This place (in Marietta, GA) has the right equipment: https://www.weaverbrakeandtire.com/  

The technician who did the work, Shawn, was nice and very careful.  I forgot that the wheels came with stems, and went with one they offered.  Even after mounting one tire, (when I found the stems taped to the bottom of the box in which two wheels were packed), he broke the bead and replaced that stem with the Panasport supplied one.  

The tires I went with are CONTI-PROCONTACT - SIZE: P195/55R16 (rim width range 5.5-7").  I chose this size as it is the closest to stock diameter as I could possibly get with a 16" diameter wheel.  Additionally, it was of critical importance to me not to modify the stock sheet metal in any way.  I have read various posts from others about tire sizes.  Sometimes people would say that the tires would rub on the stock lips and sometimes not.  I decided to go as conservatively as possible on tire width because of those posts.  The tire here is maxed out on a 7" width rim, and I am ok with the final look.  The tread width is approximately 6.5" wide.  It is what it is.  I wanted to err on the side of not rubbing, as the car will utilize ST (Suspension Techniques) springs which will lower it a tad.

(Bounding box annotations)
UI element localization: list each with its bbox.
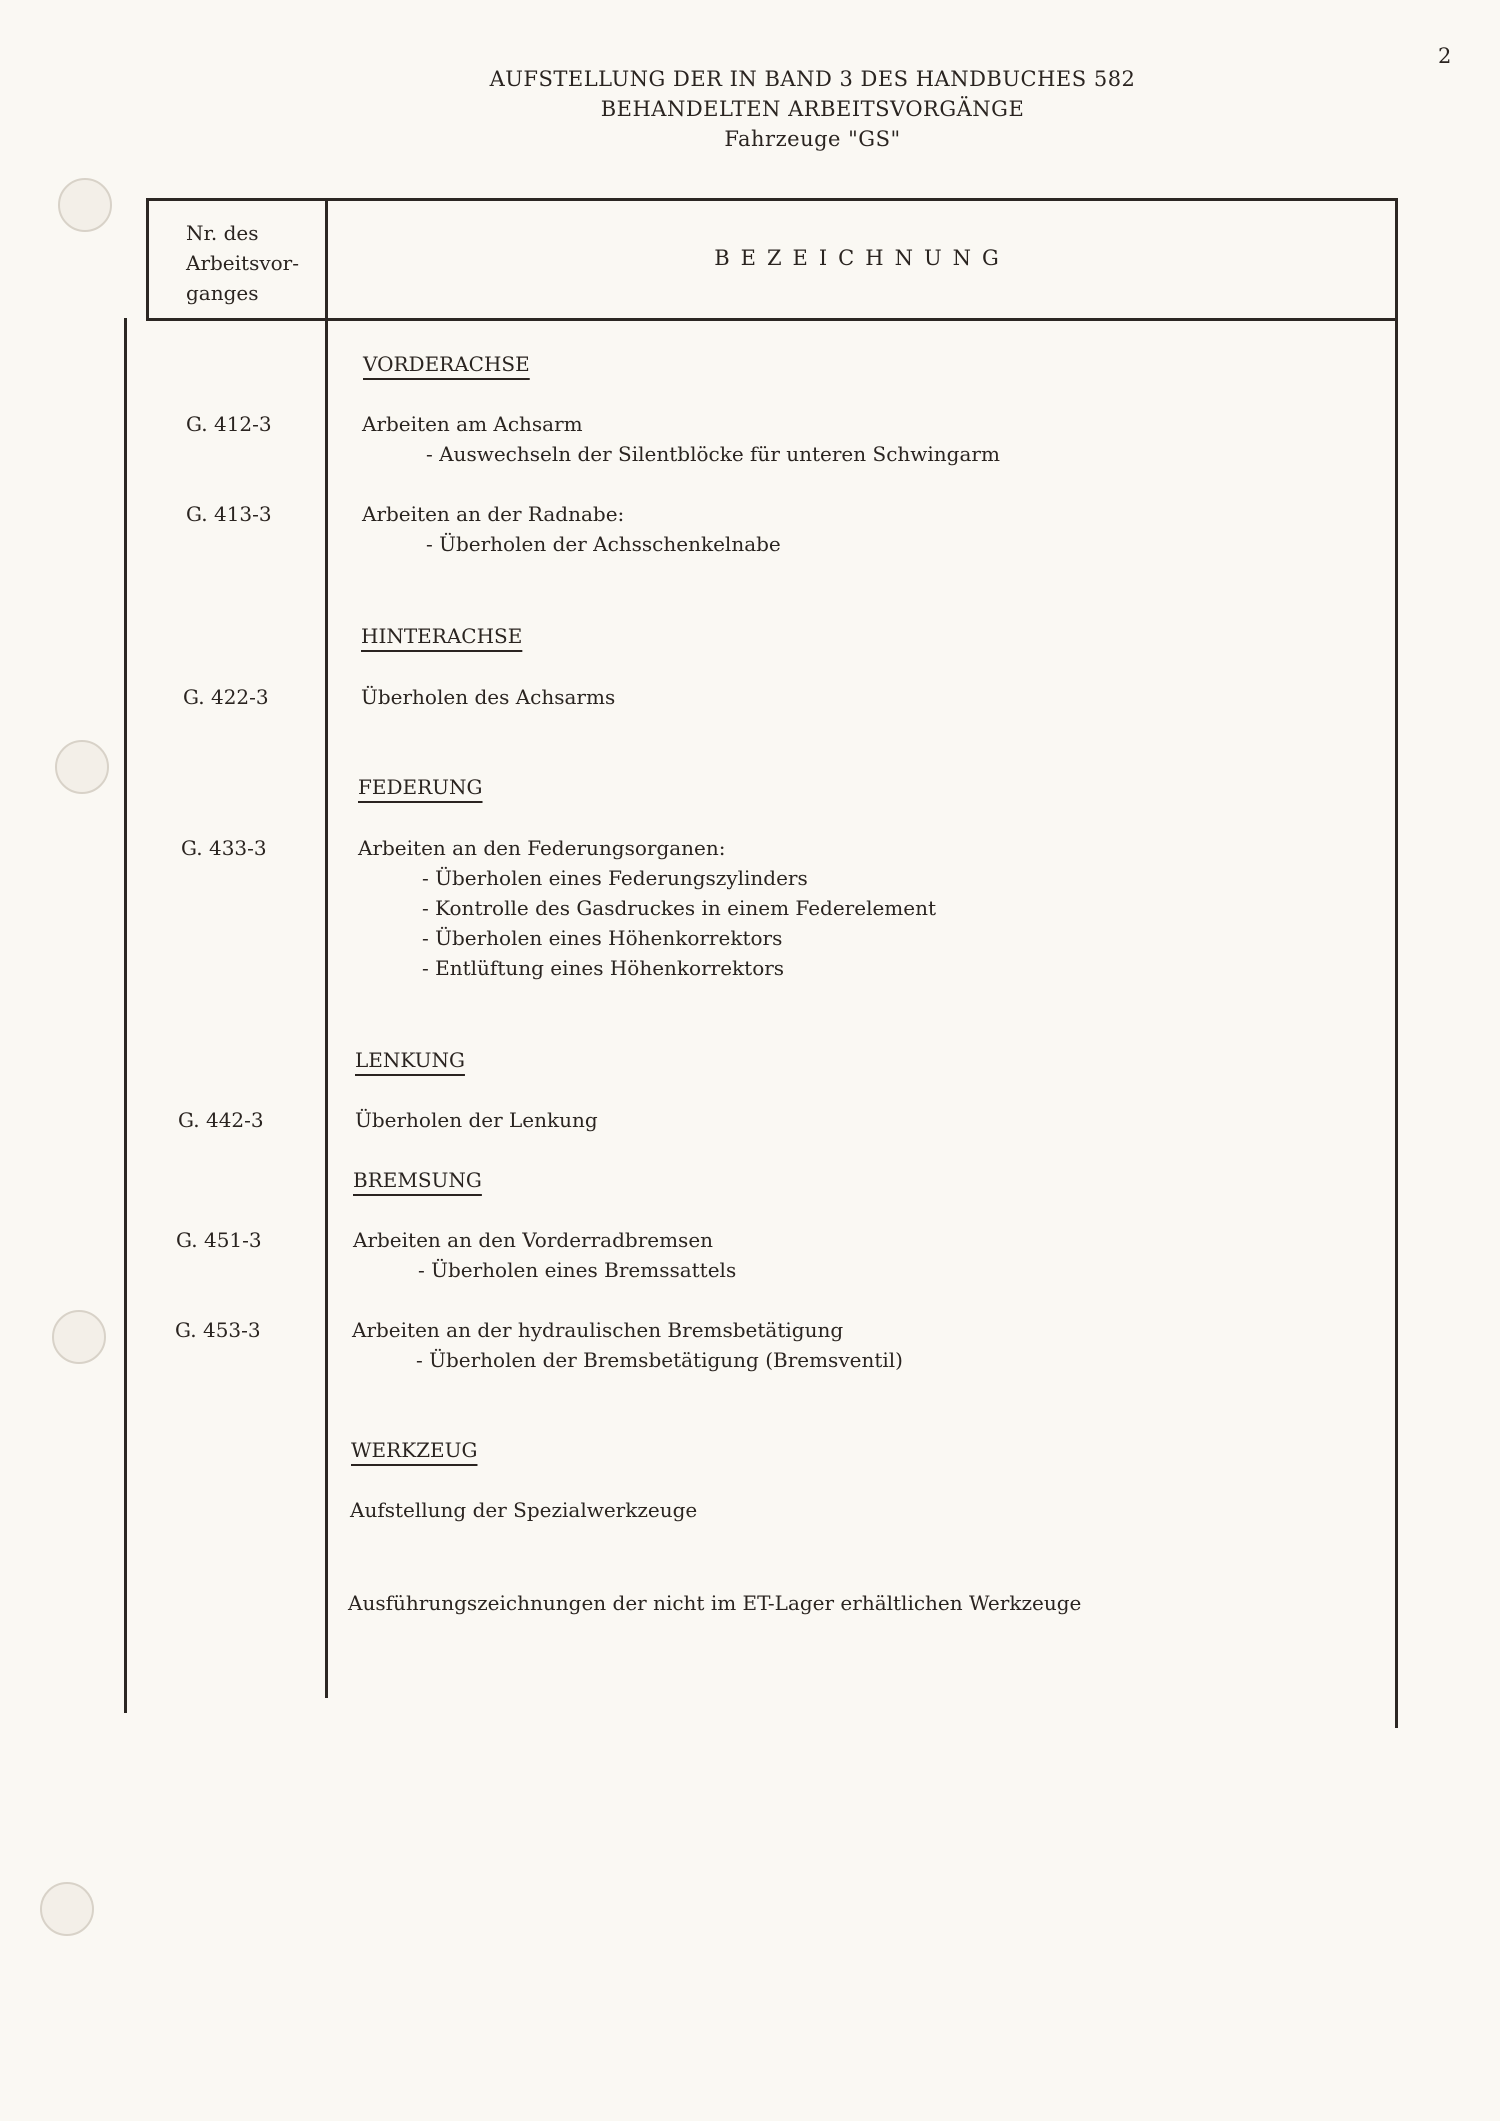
- werkzeug-item-1: Aufstellung der Spezialwerkzeuge: [350, 1498, 698, 1522]
- op-title-g442: Überholen der Lenkung: [355, 1108, 598, 1132]
- op-item-g451-1: - Überholen eines Bremssattels: [418, 1258, 737, 1282]
- op-number-g422: G. 422-3: [183, 685, 269, 709]
- document-title-line1: AUFSTELLUNG DER IN BAND 3 DES HANDBUCHES 582: [489, 67, 1136, 91]
- column-header-number-line3: ganges: [186, 281, 259, 305]
- table-left-border: [124, 318, 127, 1713]
- section-federung: FEDERUNG: [358, 775, 483, 799]
- op-number-g451: G. 451-3: [176, 1228, 262, 1252]
- document-title-line2: BEHANDELTEN ARBEITSVORGÄNGE: [600, 97, 1025, 121]
- op-item-g433-1: - Überholen eines Federungszylinders: [422, 866, 808, 890]
- op-number-g433: G. 433-3: [181, 836, 267, 860]
- table-header-border: [146, 318, 1398, 321]
- op-item-g413-1: - Überholen der Achsschenkelnabe: [426, 532, 781, 556]
- op-number-g413: G. 413-3: [186, 502, 272, 526]
- table-right-border: [1395, 198, 1398, 1728]
- op-item-g433-3: - Überholen eines Höhenkorrektors: [422, 926, 783, 950]
- op-item-g453-1: - Überholen der Bremsbetätigung (Bremsventil): [416, 1348, 903, 1372]
- binder-hole-4: [40, 1882, 94, 1936]
- op-title-g422: Überholen des Achsarms: [361, 685, 616, 709]
- binder-hole-3: [52, 1310, 106, 1364]
- op-number-g442: G. 442-3: [178, 1108, 264, 1132]
- op-title-g412: Arbeiten am Achsarm: [362, 412, 583, 436]
- page-number: 2: [1438, 44, 1452, 68]
- werkzeug-item-2: Ausführungszeichnungen der nicht im ET-Lager erhältlichen Werkzeuge: [348, 1591, 1082, 1615]
- op-number-g412: G. 412-3: [186, 412, 272, 436]
- op-title-g433: Arbeiten an den Federungsorganen:: [358, 836, 726, 860]
- op-number-g453: G. 453-3: [175, 1318, 261, 1342]
- section-vorderachse: VORDERACHSE: [363, 352, 530, 376]
- op-title-g413: Arbeiten an der Radnabe:: [362, 502, 625, 526]
- op-title-g453: Arbeiten an der hydraulischen Bremsbetätigung: [352, 1318, 844, 1342]
- table-top-border: [146, 198, 1398, 201]
- column-header-bezeichnung: BEZEICHNUNG: [714, 246, 1010, 270]
- op-item-g433-2: - Kontrolle des Gasdruckes in einem Federelement: [422, 896, 937, 920]
- op-title-g451: Arbeiten an den Vorderradbremsen: [353, 1228, 714, 1252]
- binder-hole-1: [58, 178, 112, 232]
- column-divider: [325, 198, 328, 1698]
- section-lenkung: LENKUNG: [355, 1048, 465, 1072]
- section-bremsung: BREMSUNG: [353, 1168, 482, 1192]
- column-header-number: [186, 218, 316, 308]
- op-item-g433-4: - Entlüftung eines Höhenkorrektors: [422, 956, 785, 980]
- section-hinterachse: HINTERACHSE: [361, 624, 523, 648]
- section-werkzeug: WERKZEUG: [351, 1438, 478, 1462]
- column-header-number-line1: Nr. des: [186, 221, 259, 245]
- op-item-g412-1: - Auswechseln der Silentblöcke für unteren Schwingarm: [426, 442, 1000, 466]
- binder-hole-2: [55, 740, 109, 794]
- column-header-number-line2: Arbeitsvor-: [186, 251, 299, 275]
- table-left-border-top: [146, 198, 149, 320]
- document-title-line3: Fahrzeuge "GS": [724, 127, 901, 151]
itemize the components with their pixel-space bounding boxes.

Goal 1 :: According to the tire post, about how wide is the tread of the chosen tires?
Goal 2 :: Duplicate the stretch of the tire post from "The tires I" through "lower it a tad.".

Task solution 1 :: Approximately 6.5 inches.

Task solution 2 ::
The tires I went with are CONTI-PROCONTACT - SIZE: P195/55R16 (rim width range 5.5-7").  I chose this size as it is the closest to stock diameter as I could possibly get with a 16" diameter wheel.  Additionally, it was of critical importance to me not to modify the stock sheet metal in any way.  I have read various posts from others about tire sizes.  Sometimes people would say that the tires would rub on the stock lips and sometimes not.  I decided to go as conservatively as possible on tire width because of those posts.  The tire here is maxed out on a 7" width rim, and I am ok with the final look.  The tread width is approximately 6.5" wide.  It is what it is.  I wanted to err on the side of not rubbing, as the car will utilize ST (Suspension Techniques) springs which will lower it a tad.